━━ PASSAGE FOURNI ━━
S’agissant des dépenses relatives aux transferts à l’étranger des dividendes au titre des investissements étrangers au Maroc qui représentent par ailleurs une part négligeable de nos dépenses en devises (environ 2% en moyenne), ces dernières  ne doivent pas faire l’objet de mesures restrictives , et ce, en raison des deux principaux arguments suivants :

-En premier lieu,  les transferts de dividendes constituent selon les termes de l’article XXX des statuts du FMI des opérations courantes. Or, ces opérations ne peuvent pas faire l’objet restrictions de la part d’un Etat membre sans l’approbation du Fonds Monétaire International, selon les dispositions de l’article VIII des statuts du FMI auquel le Maroc a souscrit en 1993.
━━━
EXERCICE PROPOSÉ A:
Répondez à ces questions sur le passage consacré aux transferts de dividendes, une réponse par ligne, repérée comme la question :
(i) Quelle part approximative des dépenses en devises ces transferts représentent-ils ?
(ii) Quel article des statuts du FMI range les transferts de dividendes parmi les opérations courantes ?
(iii) En quelle année le Maroc a-t-il souscrit à l'article VIII des statuts du FMI ?
EXERCICE PROPOSÉ B:
Veuillez prolonger le passage consacré aux transferts de dividendes en reprenant juste après sa dernière phrase.
Les enregistrements n'interviennent pas dans ce travail.
━━ INFORMATIONS FOURNIES ━━
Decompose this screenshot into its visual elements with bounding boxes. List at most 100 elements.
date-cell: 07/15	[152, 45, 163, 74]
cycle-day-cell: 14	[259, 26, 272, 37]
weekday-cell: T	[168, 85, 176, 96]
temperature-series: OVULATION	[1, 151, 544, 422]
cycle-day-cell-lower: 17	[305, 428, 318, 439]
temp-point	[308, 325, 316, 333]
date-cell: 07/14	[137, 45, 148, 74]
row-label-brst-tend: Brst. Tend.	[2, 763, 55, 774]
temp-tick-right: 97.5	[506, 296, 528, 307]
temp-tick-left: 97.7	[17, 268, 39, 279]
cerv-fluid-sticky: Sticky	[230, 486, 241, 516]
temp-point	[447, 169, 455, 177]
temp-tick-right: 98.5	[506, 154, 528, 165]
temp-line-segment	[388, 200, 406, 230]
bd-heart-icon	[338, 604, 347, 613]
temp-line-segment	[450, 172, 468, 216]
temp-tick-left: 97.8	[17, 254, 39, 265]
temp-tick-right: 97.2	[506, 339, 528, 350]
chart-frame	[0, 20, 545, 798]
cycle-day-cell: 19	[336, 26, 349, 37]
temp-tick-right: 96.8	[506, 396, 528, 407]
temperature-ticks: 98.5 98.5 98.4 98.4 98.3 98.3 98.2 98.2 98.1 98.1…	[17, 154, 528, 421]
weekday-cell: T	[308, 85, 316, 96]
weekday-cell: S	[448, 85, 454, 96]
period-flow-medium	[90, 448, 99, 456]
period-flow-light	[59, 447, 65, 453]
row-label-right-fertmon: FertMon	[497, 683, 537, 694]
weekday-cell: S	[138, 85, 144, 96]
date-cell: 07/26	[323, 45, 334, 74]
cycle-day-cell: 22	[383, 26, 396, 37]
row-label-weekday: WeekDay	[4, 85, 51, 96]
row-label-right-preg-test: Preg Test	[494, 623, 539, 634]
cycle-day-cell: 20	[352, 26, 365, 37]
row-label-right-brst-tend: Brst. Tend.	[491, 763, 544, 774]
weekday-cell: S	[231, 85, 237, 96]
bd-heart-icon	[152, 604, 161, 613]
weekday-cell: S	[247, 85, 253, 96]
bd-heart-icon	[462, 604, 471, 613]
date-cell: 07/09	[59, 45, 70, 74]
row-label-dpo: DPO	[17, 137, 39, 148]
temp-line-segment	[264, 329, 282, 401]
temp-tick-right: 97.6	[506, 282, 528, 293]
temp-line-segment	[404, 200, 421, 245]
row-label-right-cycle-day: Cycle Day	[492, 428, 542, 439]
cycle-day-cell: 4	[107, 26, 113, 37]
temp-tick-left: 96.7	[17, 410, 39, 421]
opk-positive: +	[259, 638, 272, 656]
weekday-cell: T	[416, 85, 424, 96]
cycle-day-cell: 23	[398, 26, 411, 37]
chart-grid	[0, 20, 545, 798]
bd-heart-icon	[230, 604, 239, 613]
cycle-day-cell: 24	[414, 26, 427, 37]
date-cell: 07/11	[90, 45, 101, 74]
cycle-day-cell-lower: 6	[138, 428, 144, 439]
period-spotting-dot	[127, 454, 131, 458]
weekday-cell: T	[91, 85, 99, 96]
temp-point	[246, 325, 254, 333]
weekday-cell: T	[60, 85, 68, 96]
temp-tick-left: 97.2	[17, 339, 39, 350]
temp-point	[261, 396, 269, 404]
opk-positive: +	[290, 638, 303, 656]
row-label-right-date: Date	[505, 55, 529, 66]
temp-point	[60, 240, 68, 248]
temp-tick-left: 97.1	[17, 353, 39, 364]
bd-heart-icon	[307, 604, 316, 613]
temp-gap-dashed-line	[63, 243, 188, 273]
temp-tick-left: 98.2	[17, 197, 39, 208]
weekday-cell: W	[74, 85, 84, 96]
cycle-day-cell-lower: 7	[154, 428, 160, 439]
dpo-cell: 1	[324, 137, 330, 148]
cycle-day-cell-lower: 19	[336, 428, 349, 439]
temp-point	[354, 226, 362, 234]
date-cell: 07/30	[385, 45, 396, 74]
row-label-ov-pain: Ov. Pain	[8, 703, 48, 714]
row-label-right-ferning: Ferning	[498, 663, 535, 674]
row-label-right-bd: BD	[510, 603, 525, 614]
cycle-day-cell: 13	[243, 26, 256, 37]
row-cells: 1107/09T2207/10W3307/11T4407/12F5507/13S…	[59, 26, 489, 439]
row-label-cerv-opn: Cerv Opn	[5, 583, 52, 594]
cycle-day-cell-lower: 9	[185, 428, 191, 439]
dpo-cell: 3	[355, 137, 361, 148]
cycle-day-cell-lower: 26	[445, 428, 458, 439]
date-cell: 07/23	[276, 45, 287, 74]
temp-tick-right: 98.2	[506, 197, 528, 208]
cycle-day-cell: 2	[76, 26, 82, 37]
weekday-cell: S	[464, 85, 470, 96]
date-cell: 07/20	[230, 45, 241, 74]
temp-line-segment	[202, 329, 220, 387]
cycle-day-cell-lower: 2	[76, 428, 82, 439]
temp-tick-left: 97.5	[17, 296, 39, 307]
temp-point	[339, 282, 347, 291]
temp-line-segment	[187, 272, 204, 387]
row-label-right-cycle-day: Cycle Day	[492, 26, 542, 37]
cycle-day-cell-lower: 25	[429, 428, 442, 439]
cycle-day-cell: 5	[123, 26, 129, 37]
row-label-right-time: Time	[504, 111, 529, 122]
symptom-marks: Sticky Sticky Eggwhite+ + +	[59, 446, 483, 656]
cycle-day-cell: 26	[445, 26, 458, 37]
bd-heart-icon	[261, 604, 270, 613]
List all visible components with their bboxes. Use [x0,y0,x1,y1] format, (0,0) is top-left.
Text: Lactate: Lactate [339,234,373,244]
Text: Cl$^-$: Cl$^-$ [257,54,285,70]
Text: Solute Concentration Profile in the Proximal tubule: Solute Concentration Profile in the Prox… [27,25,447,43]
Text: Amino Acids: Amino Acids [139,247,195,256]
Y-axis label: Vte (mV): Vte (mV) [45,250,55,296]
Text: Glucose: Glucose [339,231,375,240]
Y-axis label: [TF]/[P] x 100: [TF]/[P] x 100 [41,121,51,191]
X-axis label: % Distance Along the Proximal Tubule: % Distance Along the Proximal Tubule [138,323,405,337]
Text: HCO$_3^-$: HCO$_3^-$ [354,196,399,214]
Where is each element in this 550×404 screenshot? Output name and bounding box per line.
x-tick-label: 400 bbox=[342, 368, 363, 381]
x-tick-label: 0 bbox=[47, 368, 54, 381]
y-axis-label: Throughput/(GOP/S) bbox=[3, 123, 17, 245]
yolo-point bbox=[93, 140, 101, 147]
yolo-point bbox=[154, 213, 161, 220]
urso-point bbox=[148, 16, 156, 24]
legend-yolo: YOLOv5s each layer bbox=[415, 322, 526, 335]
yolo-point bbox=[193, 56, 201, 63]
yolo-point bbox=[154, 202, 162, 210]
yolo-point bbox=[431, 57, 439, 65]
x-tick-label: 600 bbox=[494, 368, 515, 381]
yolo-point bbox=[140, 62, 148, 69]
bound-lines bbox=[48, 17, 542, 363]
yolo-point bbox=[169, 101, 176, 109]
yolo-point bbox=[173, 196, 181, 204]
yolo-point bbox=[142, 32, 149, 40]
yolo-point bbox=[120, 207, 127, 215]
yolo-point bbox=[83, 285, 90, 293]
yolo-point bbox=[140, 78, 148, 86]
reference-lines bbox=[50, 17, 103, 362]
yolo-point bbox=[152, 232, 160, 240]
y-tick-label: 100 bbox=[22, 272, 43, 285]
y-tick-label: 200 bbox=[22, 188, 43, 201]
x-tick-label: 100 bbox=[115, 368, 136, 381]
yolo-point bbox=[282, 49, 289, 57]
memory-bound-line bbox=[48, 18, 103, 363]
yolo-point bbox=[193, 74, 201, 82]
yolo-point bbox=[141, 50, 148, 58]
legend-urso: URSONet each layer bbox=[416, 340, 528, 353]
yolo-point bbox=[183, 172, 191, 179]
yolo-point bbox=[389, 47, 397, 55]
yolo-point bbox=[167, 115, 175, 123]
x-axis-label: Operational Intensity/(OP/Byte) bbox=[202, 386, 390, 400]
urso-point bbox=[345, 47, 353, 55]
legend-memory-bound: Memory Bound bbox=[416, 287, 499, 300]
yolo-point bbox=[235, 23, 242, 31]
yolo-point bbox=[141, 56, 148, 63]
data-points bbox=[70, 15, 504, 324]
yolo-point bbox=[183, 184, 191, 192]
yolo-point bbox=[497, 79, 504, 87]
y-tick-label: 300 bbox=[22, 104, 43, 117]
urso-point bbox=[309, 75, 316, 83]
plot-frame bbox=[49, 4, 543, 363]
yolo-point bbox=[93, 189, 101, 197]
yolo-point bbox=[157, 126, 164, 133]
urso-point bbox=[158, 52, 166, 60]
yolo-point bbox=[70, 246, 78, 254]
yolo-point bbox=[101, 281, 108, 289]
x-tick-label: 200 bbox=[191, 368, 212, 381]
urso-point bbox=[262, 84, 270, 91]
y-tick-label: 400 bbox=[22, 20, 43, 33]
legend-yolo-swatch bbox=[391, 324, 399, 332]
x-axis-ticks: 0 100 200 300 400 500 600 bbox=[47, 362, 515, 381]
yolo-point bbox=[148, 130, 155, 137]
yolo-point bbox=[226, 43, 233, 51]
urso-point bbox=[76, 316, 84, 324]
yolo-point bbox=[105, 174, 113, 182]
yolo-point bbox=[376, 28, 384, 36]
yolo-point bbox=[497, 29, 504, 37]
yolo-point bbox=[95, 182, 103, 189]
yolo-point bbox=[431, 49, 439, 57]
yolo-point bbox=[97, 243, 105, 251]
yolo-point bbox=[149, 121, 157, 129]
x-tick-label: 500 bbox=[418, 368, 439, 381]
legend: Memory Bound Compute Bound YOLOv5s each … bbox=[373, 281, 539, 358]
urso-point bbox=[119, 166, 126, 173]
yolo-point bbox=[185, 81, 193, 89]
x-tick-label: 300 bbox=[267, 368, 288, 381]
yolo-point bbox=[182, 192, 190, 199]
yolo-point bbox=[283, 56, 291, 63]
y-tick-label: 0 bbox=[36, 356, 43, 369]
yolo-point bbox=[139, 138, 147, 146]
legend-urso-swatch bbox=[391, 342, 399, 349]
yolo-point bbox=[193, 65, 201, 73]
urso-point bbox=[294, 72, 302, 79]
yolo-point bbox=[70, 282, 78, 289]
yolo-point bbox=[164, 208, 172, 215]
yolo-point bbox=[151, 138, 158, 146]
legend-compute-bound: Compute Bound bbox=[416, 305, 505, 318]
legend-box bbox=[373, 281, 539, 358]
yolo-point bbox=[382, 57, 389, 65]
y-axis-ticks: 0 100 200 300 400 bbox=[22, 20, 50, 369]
━━━
RÉSULTAT A:
(i) Environ 2 % en moyenne.
(ii) L'article XXX.
(iii) En 1993.

RÉSULTAT B:
-En deuxième lieu, la liberté de transfert des dividendes constitue une composante essentielle des engagements du Maroc à l’égard des investisseurs étrangers, engagements à travers lesquels le Maroc garantit depuis une trentaine d’années à ces investisseurs la liberté de transférer le fruit et le produit de cession de leurs investissements. Par conséquent, le retour sur un engagement étatique affecterait la crédibilité du Maroc et serait très mal perçu par les investisseurs et les bailleurs de fonds étrangers, et partant, aurait un effet inter-temporel très grave. Au contraire, le respect des garanties offertes aux investisseurs étrangers dans une situation extérieure tendue serait une excellente occasion pour le Maroc pour démontrer l’effectivité de ces garanties.